_Given task:_
In your copy, repeat the records exactly and leave out the pictures.

[Dataset listings of figures]
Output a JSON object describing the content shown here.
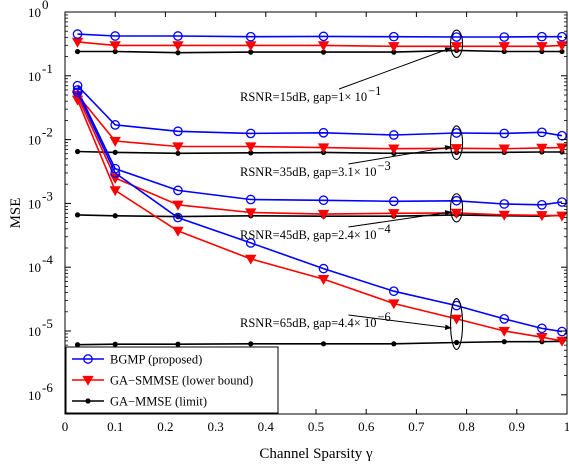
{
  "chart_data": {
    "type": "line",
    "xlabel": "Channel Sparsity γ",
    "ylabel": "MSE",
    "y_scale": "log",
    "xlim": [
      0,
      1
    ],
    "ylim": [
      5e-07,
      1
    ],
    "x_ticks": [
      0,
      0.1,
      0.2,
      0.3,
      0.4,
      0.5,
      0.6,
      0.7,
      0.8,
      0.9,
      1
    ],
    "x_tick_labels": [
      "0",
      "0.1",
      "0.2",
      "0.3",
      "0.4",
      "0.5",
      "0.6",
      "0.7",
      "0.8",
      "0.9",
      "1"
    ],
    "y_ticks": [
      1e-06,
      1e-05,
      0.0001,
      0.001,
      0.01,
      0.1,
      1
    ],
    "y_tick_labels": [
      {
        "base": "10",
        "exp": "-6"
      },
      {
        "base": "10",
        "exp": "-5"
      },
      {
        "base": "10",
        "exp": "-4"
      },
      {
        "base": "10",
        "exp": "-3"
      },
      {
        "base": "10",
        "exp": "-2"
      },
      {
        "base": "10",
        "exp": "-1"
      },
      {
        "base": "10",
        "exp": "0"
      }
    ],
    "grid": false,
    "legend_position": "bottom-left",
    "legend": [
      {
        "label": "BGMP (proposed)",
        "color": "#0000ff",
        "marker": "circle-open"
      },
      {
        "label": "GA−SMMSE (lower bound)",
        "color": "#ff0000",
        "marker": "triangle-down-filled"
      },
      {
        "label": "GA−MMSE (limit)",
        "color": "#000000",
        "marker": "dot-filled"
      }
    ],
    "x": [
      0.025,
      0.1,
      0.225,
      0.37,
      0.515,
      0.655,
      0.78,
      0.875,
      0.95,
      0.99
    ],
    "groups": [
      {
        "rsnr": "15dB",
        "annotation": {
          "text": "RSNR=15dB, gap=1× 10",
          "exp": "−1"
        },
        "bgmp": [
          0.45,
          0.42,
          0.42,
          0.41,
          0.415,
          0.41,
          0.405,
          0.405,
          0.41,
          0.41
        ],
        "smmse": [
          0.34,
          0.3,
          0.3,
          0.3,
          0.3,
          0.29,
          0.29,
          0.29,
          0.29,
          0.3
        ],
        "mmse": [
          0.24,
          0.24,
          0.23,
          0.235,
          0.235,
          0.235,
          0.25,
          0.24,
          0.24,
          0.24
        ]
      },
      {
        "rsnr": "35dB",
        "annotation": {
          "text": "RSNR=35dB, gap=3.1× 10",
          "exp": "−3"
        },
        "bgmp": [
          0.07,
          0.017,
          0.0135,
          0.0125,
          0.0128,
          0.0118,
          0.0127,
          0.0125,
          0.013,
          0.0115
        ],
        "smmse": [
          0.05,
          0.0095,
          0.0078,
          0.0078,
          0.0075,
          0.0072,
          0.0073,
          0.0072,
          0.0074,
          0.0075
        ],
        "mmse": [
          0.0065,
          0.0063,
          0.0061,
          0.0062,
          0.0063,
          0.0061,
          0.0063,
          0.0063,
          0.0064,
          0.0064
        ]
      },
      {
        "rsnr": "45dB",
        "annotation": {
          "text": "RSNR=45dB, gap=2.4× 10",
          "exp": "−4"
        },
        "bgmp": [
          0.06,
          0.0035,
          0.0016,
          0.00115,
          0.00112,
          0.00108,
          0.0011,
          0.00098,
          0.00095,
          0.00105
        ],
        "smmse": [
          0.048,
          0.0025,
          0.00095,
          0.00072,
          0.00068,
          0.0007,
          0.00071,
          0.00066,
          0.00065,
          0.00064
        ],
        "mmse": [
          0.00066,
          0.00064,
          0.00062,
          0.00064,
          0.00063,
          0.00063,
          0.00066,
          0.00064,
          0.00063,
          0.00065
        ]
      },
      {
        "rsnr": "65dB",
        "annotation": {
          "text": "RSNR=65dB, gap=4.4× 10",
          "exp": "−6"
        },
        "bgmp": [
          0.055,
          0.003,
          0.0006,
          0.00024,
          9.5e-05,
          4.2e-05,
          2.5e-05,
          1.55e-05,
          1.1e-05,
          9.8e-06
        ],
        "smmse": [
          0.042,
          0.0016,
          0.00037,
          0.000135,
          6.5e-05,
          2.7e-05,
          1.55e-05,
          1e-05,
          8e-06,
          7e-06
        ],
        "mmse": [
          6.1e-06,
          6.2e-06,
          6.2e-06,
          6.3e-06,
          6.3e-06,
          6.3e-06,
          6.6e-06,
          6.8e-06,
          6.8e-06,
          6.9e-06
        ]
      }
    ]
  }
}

_Output below:_
Output a JSON object describing the content shown here.
{
  "chart_data": {
    "type": "line",
    "xlabel": "Channel Sparsity γ",
    "ylabel": "MSE",
    "y_scale": "log",
    "xlim": [
      0,
      1
    ],
    "ylim": [
      5e-07,
      1
    ],
    "x_ticks": [
      0,
      0.1,
      0.2,
      0.3,
      0.4,
      0.5,
      0.6,
      0.7,
      0.8,
      0.9,
      1
    ],
    "x_tick_labels": [
      "0",
      "0.1",
      "0.2",
      "0.3",
      "0.4",
      "0.5",
      "0.6",
      "0.7",
      "0.8",
      "0.9",
      "1"
    ],
    "y_ticks": [
      1e-06,
      1e-05,
      0.0001,
      0.001,
      0.01,
      0.1,
      1
    ],
    "y_tick_labels": [
      {
        "base": "10",
        "exp": "-6"
      },
      {
        "base": "10",
        "exp": "-5"
      },
      {
        "base": "10",
        "exp": "-4"
      },
      {
        "base": "10",
        "exp": "-3"
      },
      {
        "base": "10",
        "exp": "-2"
      },
      {
        "base": "10",
        "exp": "-1"
      },
      {
        "base": "10",
        "exp": "0"
      }
    ],
    "grid": false,
    "legend_position": "bottom-left",
    "legend": [
      {
        "label": "BGMP (proposed)",
        "color": "#0000ff",
        "marker": "circle-open"
      },
      {
        "label": "GA−SMMSE (lower bound)",
        "color": "#ff0000",
        "marker": "triangle-down-filled"
      },
      {
        "label": "GA−MMSE (limit)",
        "color": "#000000",
        "marker": "dot-filled"
      }
    ],
    "x": [
      0.025,
      0.1,
      0.225,
      0.37,
      0.515,
      0.655,
      0.78,
      0.875,
      0.95,
      0.99
    ],
    "groups": [
      {
        "rsnr": "15dB",
        "annotation": {
          "text": "RSNR=15dB, gap=1× 10",
          "exp": "−1"
        },
        "bgmp": [
          0.45,
          0.42,
          0.42,
          0.41,
          0.415,
          0.41,
          0.405,
          0.405,
          0.41,
          0.41
        ],
        "smmse": [
          0.34,
          0.3,
          0.3,
          0.3,
          0.3,
          0.29,
          0.29,
          0.29,
          0.29,
          0.3
        ],
        "mmse": [
          0.24,
          0.24,
          0.23,
          0.235,
          0.235,
          0.235,
          0.25,
          0.24,
          0.24,
          0.24
        ]
      },
      {
        "rsnr": "35dB",
        "annotation": {
          "text": "RSNR=35dB, gap=3.1× 10",
          "exp": "−3"
        },
        "bgmp": [
          0.07,
          0.017,
          0.0135,
          0.0125,
          0.0128,
          0.0118,
          0.0127,
          0.0125,
          0.013,
          0.0115
        ],
        "smmse": [
          0.05,
          0.0095,
          0.0078,
          0.0078,
          0.0075,
          0.0072,
          0.0073,
          0.0072,
          0.0074,
          0.0075
        ],
        "mmse": [
          0.0065,
          0.0063,
          0.0061,
          0.0062,
          0.0063,
          0.0061,
          0.0063,
          0.0063,
          0.0064,
          0.0064
        ]
      },
      {
        "rsnr": "45dB",
        "annotation": {
          "text": "RSNR=45dB, gap=2.4× 10",
          "exp": "−4"
        },
        "bgmp": [
          0.06,
          0.0035,
          0.0016,
          0.00115,
          0.00112,
          0.00108,
          0.0011,
          0.00098,
          0.00095,
          0.00105
        ],
        "smmse": [
          0.048,
          0.0025,
          0.00095,
          0.00072,
          0.00068,
          0.0007,
          0.00071,
          0.00066,
          0.00065,
          0.00064
        ],
        "mmse": [
          0.00066,
          0.00064,
          0.00062,
          0.00064,
          0.00063,
          0.00063,
          0.00066,
          0.00064,
          0.00063,
          0.00065
        ]
      },
      {
        "rsnr": "65dB",
        "annotation": {
          "text": "RSNR=65dB, gap=4.4× 10",
          "exp": "−6"
        },
        "bgmp": [
          0.055,
          0.003,
          0.0006,
          0.00024,
          9.5e-05,
          4.2e-05,
          2.5e-05,
          1.55e-05,
          1.1e-05,
          9.8e-06
        ],
        "smmse": [
          0.042,
          0.0016,
          0.00037,
          0.000135,
          6.5e-05,
          2.7e-05,
          1.55e-05,
          1e-05,
          8e-06,
          7e-06
        ],
        "mmse": [
          6.1e-06,
          6.2e-06,
          6.2e-06,
          6.3e-06,
          6.3e-06,
          6.3e-06,
          6.6e-06,
          6.8e-06,
          6.8e-06,
          6.9e-06
        ]
      }
    ]
  }
}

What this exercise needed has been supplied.